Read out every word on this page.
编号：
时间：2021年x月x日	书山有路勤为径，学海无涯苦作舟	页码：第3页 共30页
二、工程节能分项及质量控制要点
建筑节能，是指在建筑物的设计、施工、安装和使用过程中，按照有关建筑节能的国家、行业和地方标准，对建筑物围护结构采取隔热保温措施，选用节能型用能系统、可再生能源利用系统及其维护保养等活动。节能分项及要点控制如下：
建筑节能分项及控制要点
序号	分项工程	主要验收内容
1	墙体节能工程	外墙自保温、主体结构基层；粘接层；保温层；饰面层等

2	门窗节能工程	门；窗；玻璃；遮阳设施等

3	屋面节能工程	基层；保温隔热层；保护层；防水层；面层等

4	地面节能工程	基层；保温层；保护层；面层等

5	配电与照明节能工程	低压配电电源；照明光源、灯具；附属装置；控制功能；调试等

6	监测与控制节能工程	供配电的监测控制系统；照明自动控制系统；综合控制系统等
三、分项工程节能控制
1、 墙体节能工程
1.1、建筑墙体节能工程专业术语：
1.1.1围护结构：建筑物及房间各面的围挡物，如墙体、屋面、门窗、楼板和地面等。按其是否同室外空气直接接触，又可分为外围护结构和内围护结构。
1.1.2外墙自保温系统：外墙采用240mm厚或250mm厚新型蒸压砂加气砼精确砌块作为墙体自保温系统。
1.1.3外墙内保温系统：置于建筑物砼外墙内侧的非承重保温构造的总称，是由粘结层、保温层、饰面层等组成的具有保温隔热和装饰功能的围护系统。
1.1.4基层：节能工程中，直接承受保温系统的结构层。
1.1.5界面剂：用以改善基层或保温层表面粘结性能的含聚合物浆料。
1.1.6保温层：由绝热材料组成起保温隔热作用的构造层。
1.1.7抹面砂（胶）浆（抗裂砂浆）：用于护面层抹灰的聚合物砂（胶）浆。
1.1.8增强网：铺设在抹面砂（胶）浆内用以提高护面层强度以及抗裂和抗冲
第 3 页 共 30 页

----------------------------------------

• [THE EXERCISE]:
Restate each record word for word.

• [SOLUTION TO THIS PROBLEM]:
Read out every word on this page.
编号：
时间：2021年x月x日	书山有路勤为径，学海无涯苦作舟	页码：第3页 共30页
二、工程节能分项及质量控制要点
建筑节能，是指在建筑物的设计、施工、安装和使用过程中，按照有关建筑节能的国家、行业和地方标准，对建筑物围护结构采取隔热保温措施，选用节能型用能系统、可再生能源利用系统及其维护保养等活动。节能分项及要点控制如下：
建筑节能分项及控制要点
序号	分项工程	主要验收内容
1	墙体节能工程	外墙自保温、主体结构基层；粘接层；保温层；饰面层等

2	门窗节能工程	门；窗；玻璃；遮阳设施等

3	屋面节能工程	基层；保温隔热层；保护层；防水层；面层等

4	地面节能工程	基层；保温层；保护层；面层等

5	配电与照明节能工程	低压配电电源；照明光源、灯具；附属装置；控制功能；调试等

6	监测与控制节能工程	供配电的监测控制系统；照明自动控制系统；综合控制系统等
三、分项工程节能控制
1、 墙体节能工程
1.1、建筑墙体节能工程专业术语：
1.1.1围护结构：建筑物及房间各面的围挡物，如墙体、屋面、门窗、楼板和地面等。按其是否同室外空气直接接触，又可分为外围护结构和内围护结构。
1.1.2外墙自保温系统：外墙采用240mm厚或250mm厚新型蒸压砂加气砼精确砌块作为墙体自保温系统。
1.1.3外墙内保温系统：置于建筑物砼外墙内侧的非承重保温构造的总称，是由粘结层、保温层、饰面层等组成的具有保温隔热和装饰功能的围护系统。
1.1.4基层：节能工程中，直接承受保温系统的结构层。
1.1.5界面剂：用以改善基层或保温层表面粘结性能的含聚合物浆料。
1.1.6保温层：由绝热材料组成起保温隔热作用的构造层。
1.1.7抹面砂（胶）浆（抗裂砂浆）：用于护面层抹灰的聚合物砂（胶）浆。
1.1.8增强网：铺设在抹面砂（胶）浆内用以提高护面层强度以及抗裂和抗冲
第 3 页 共 30 页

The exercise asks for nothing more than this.